## BEGIN PAGE TEXT

Around this time in 2012, internationally sung praises for Toronto-based musicians had become so cumulatively ubiquitous that the city's reputation began to change. The success of artists such as Austra, Drake, Feist and the Weeknd prompted audiences and critics in the United States and beyond to stop seeing individual artistic triumphs as a novelty, and consider instead that Toronto had been cultivating strong musical output all along.

True to Torontonian form, music types revelled when The New York Times asked if Toronto was "having a Seattle moment," vituperating the assessment for possible inexactness while basking in its adulation all the same.

Back then, I'd assumed the question referred not to status, but genre, Seattle being known for its mid-eighties-to-nineties grunge-scene heyday. Although commercially popular artists command more reputational space, a rousing age was afoot here in 2012, as bands with grungy attributes continued to emerge. Buzz Records (eventual home to Dilly Dally, Greys and the Beverleys) had just been founded and METZ would soon release its debut with storied Seattle label Sub Pop.

It was a year that percolated a crop of scrappy Toronto bands. Among the best of them was a slithery, budding quartet who'd go on to be known as Frigs.

Six years later, it's tricky to appraise the momentum of that moment.

"This is a conversation we have all the time," said Bria Salmena, lead singer and guitarist of Frigs, when we meet for lattes among Geary Avenue's new wave of craft-beer entrepreneurs and old guard of gruff mechanics. "Everything was kind of happening at the same time. And because everything was happening at the same time, the lull is now happening at the same time."

"The energy's different," guitarist Duncan Hay Jennings agreed.

Frigs, rounded out by bassist Lucas Savatti and drummer Kris Bowering, released a self-titled EP under a since abandoned "Dirty" prefix in 2014. Two years later, they signed to beloved Toronto record label Arts & Crafts and put out Slush, a staunch, sludgy, lingering EP, in addition to a two-sided single featuring the songs "Trashyard" and "Chest," the latter of which was inspired by the Brock Turner rape case.

In this relatively short period, the members of Frigs established themselves as the kind of band that eras are built on. The irony of talking to them about a genre in repose is that their new album, Basic Behaviour, out last month, could be what reinvigorates it.

Marking the band's first proper full-length release, Basic Behaviour was recorded over a 16-month period, partly at the home studio where Hay Jennings lives with bandmate Savatti, and partly at Union Sound Company in Toronto's east end. "We've been sitting on the material for a while," Hay Jennings said. "Some of these songs are three years old. We're relieved to move on."

## END PAGE TEXT

> STATED TASK 1: Rewrite the records with "side view" changed to "profile view", leaving everything else unchanged.

## BEGIN INFORMATION SUPPLIED

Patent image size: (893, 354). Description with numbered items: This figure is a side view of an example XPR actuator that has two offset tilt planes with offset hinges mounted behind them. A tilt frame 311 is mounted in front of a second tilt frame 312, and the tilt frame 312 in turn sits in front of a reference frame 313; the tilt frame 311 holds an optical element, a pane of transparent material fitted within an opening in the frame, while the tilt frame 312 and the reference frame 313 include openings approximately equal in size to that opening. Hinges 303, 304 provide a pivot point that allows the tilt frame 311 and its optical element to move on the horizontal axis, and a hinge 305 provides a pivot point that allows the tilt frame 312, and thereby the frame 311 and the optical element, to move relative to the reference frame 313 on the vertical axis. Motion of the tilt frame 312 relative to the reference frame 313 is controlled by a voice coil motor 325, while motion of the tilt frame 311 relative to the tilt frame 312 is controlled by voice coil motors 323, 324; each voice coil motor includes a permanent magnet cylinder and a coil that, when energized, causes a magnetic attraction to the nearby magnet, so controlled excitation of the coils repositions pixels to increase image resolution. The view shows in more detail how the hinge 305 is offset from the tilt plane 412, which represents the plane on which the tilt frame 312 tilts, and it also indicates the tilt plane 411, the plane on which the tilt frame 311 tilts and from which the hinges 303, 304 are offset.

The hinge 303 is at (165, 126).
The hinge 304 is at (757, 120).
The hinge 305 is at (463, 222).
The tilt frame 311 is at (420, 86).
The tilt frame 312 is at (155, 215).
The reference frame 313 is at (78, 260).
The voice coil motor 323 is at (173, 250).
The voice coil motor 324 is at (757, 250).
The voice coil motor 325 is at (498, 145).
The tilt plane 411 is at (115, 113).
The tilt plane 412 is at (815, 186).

## END INFORMATION SUPPLIED

> STATED TASK 2: In the article about the band Frigs, which Toronto record label did the band sign to?

> CORRECT ANSWER 1:
Patent image size: (893, 354). Description with numbered items: This figure is a profile view of an example XPR actuator that has two offset tilt planes with offset hinges mounted behind them. A tilt frame 311 is mounted in front of a second tilt frame 312, and the tilt frame 312 in turn sits in front of a reference frame 313; the tilt frame 311 holds an optical element, a pane of transparent material fitted within an opening in the frame, while the tilt frame 312 and the reference frame 313 include openings approximately equal in size to that opening. Hinges 303, 304 provide a pivot point that allows the tilt frame 311 and its optical element to move on the horizontal axis, and a hinge 305 provides a pivot point that allows the tilt frame 312, and thereby the frame 311 and the optical element, to move relative to the reference frame 313 on the vertical axis. Motion of the tilt frame 312 relative to the reference frame 313 is controlled by a voice coil motor 325, while motion of the tilt frame 311 relative to the tilt frame 312 is controlled by voice coil motors 323, 324; each voice coil motor includes a permanent magnet cylinder and a coil that, when energized, causes a magnetic attraction to the nearby magnet, so controlled excitation of the coils repositions pixels to increase image resolution. The view shows in more detail how the hinge 305 is offset from the tilt plane 412, which represents the plane on which the tilt frame 312 tilts, and it also indicates the tilt plane 411, the plane on which the tilt frame 311 tilts and from which the hinges 303, 304 are offset.

The hinge 303 is at (165, 126).
The hinge 304 is at (757, 120).
The hinge 305 is at (463, 222).
The tilt frame 311 is at (420, 86).
The tilt frame 312 is at (155, 215).
The reference frame 313 is at (78, 260).
The voice coil motor 323 is at (173, 250).
The voice coil motor 324 is at (757, 250).
The voice coil motor 325 is at (498, 145).
The tilt plane 411 is at (115, 113).
The tilt plane 412 is at (815, 186).

> CORRECT ANSWER 2: Arts & Crafts